#### Aim:
Repeat the data word for word, covering everything from the line that contains "y-tick-label: 30 bbox=[185, 636, 232, 679]" down to the line that contains "bar-2016 bbox=[1192, 998, 1251, 1450]", with both of those lines included.
┌────────
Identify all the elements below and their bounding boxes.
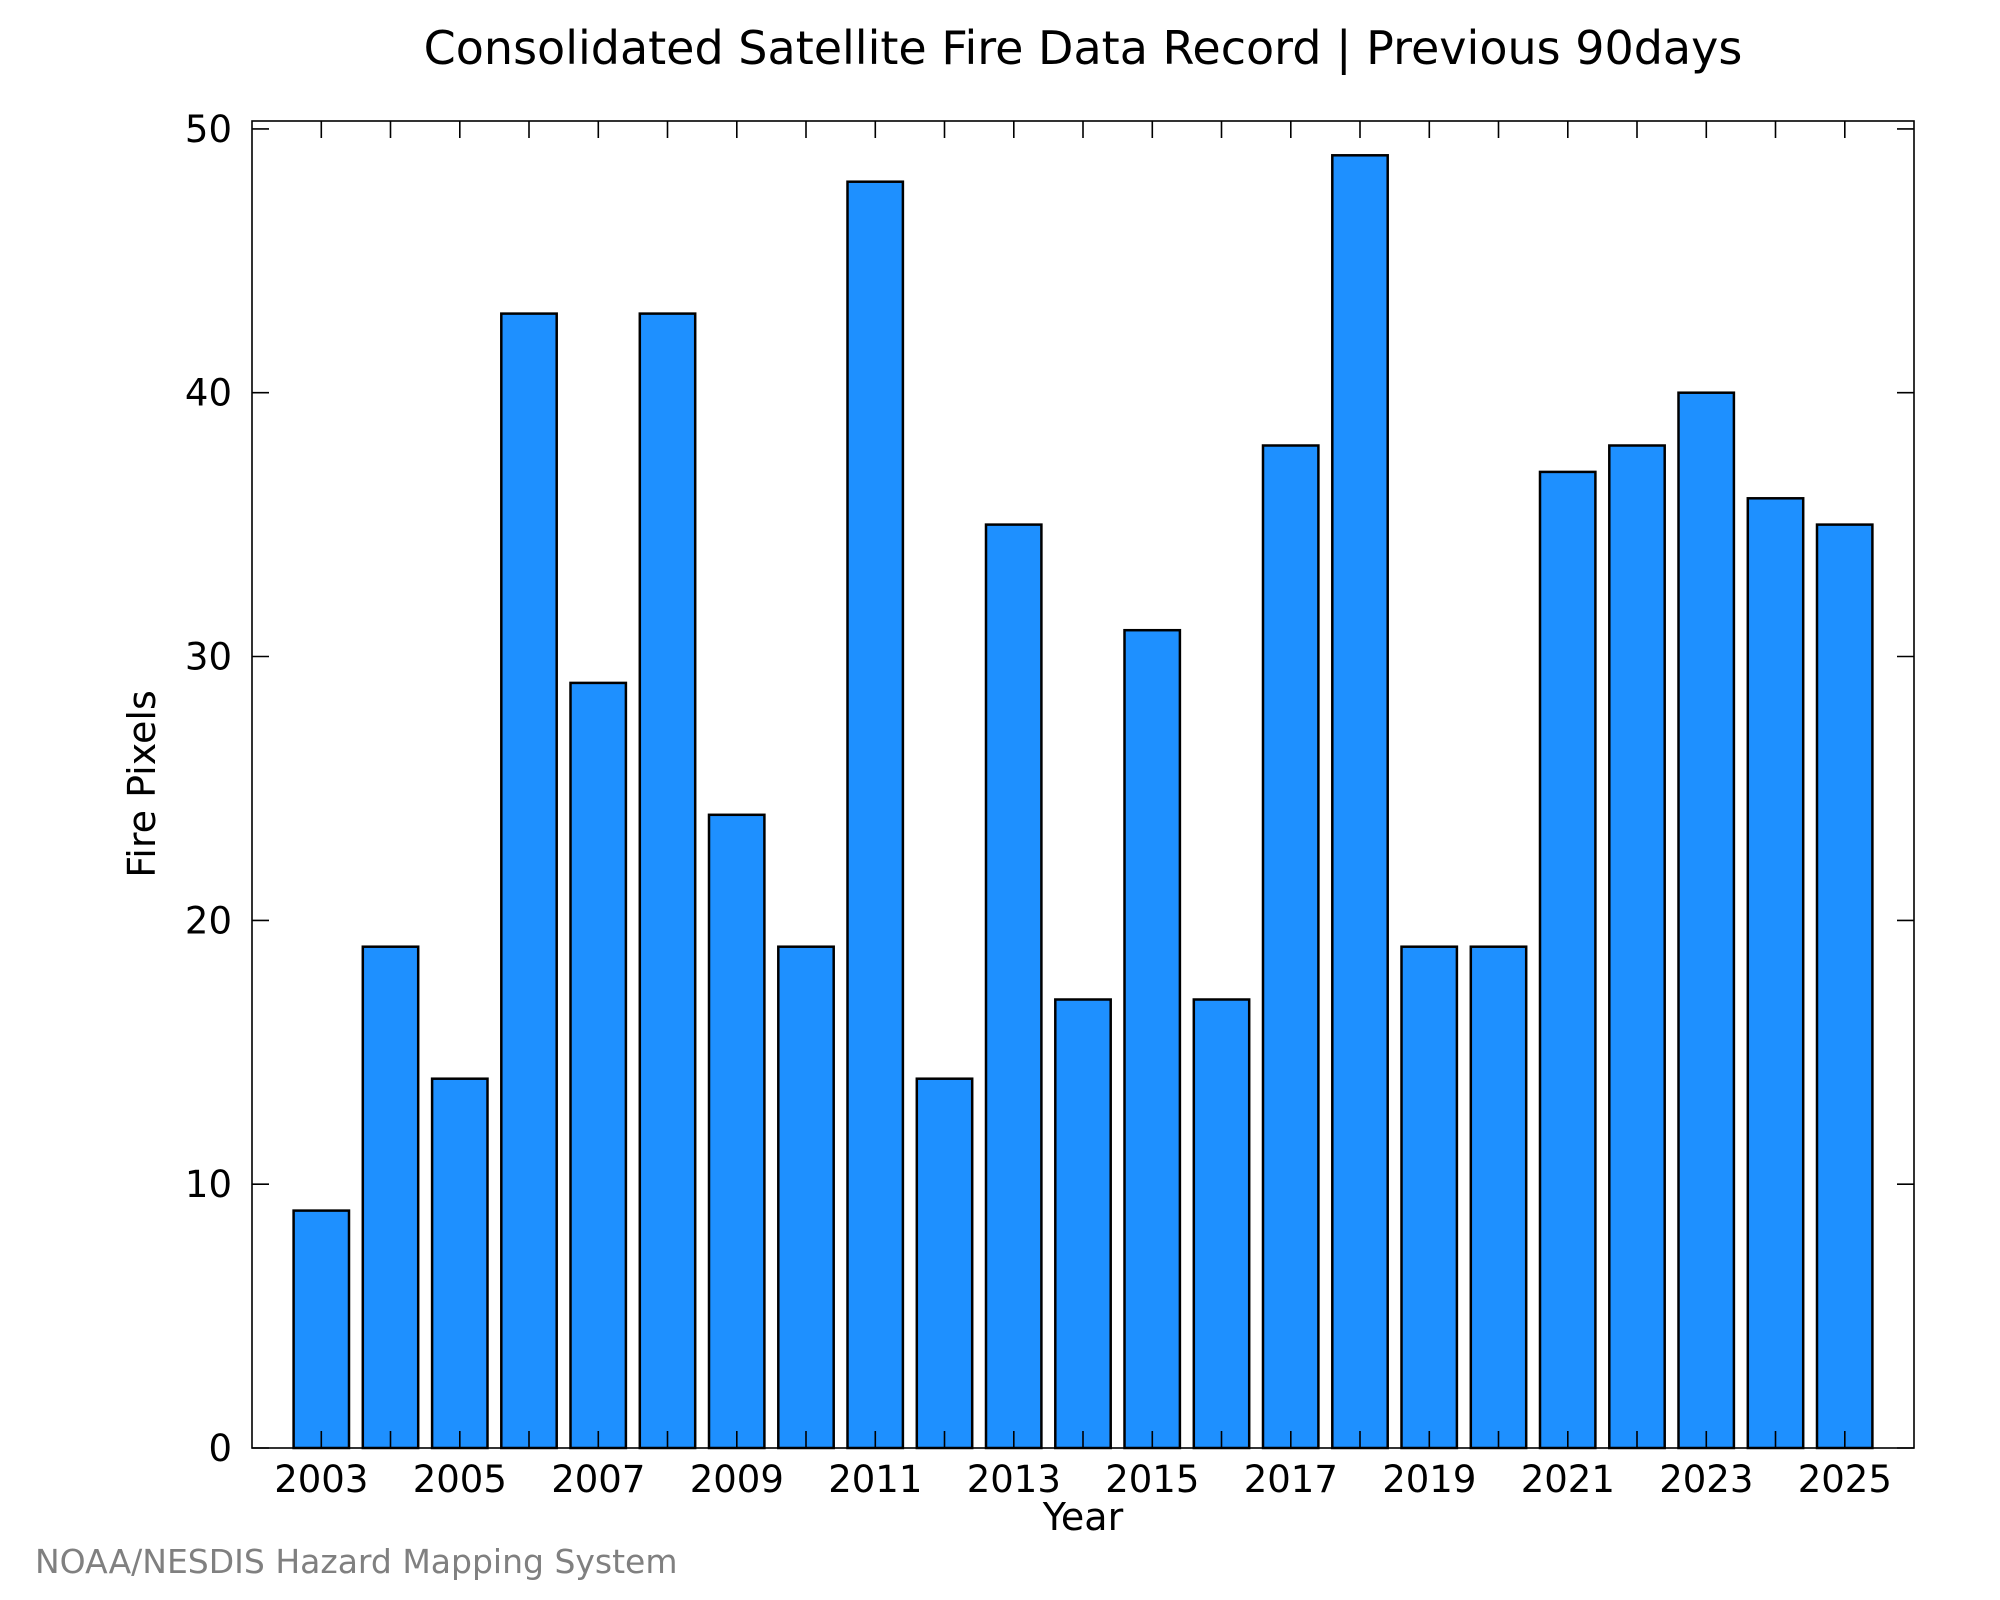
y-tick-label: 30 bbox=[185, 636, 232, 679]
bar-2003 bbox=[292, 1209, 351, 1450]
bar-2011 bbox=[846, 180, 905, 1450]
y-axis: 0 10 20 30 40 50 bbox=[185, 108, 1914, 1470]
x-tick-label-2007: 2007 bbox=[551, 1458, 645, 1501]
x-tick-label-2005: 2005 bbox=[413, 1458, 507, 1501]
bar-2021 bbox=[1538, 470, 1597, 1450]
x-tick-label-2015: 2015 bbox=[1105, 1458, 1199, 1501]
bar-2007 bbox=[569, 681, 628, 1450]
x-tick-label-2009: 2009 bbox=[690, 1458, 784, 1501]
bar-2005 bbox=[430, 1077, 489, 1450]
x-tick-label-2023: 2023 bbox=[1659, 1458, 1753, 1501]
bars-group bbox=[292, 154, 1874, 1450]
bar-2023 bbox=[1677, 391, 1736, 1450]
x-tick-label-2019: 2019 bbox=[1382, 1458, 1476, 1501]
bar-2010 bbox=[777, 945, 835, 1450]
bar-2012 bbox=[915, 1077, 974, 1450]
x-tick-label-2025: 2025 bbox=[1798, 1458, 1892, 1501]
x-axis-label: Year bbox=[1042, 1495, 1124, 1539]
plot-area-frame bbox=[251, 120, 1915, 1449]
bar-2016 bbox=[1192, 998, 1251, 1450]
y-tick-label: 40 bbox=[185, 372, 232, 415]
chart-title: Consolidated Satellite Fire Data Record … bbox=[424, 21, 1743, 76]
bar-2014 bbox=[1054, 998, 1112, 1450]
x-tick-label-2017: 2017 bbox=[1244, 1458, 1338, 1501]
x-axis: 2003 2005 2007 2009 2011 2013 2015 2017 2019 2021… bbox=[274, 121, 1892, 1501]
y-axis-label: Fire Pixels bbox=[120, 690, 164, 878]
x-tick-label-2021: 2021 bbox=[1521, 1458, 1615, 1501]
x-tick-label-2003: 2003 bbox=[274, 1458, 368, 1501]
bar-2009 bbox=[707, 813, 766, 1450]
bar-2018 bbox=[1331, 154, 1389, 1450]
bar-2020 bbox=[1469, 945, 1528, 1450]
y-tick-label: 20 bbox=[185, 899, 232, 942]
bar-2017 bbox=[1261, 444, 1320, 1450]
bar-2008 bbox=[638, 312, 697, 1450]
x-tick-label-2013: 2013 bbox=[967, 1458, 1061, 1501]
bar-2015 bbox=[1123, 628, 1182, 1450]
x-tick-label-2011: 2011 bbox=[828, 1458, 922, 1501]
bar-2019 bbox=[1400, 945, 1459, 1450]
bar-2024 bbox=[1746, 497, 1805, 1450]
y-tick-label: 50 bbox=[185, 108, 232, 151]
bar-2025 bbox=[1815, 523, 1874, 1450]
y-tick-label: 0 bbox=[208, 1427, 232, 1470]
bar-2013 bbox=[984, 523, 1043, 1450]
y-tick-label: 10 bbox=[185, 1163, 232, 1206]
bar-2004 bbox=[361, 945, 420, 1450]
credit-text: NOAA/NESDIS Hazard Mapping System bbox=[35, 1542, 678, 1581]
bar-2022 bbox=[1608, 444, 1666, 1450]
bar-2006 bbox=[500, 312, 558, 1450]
└────────
#### Problem solution:
y-tick-label: 30 bbox=[185, 636, 232, 679]
bar-2003 bbox=[292, 1209, 351, 1450]
bar-2011 bbox=[846, 180, 905, 1450]
y-axis: 0 10 20 30 40 50 bbox=[185, 108, 1914, 1470]
x-tick-label-2007: 2007 bbox=[551, 1458, 645, 1501]
x-tick-label-2005: 2005 bbox=[413, 1458, 507, 1501]
bar-2021 bbox=[1538, 470, 1597, 1450]
x-tick-label-2015: 2015 bbox=[1105, 1458, 1199, 1501]
bar-2007 bbox=[569, 681, 628, 1450]
x-tick-label-2009: 2009 bbox=[690, 1458, 784, 1501]
bar-2005 bbox=[430, 1077, 489, 1450]
x-tick-label-2023: 2023 bbox=[1659, 1458, 1753, 1501]
bars-group bbox=[292, 154, 1874, 1450]
bar-2023 bbox=[1677, 391, 1736, 1450]
x-tick-label-2019: 2019 bbox=[1382, 1458, 1476, 1501]
bar-2010 bbox=[777, 945, 835, 1450]
bar-2012 bbox=[915, 1077, 974, 1450]
x-tick-label-2025: 2025 bbox=[1798, 1458, 1892, 1501]
x-axis-label: Year bbox=[1042, 1495, 1124, 1539]
plot-area-frame bbox=[251, 120, 1915, 1449]
bar-2016 bbox=[1192, 998, 1251, 1450]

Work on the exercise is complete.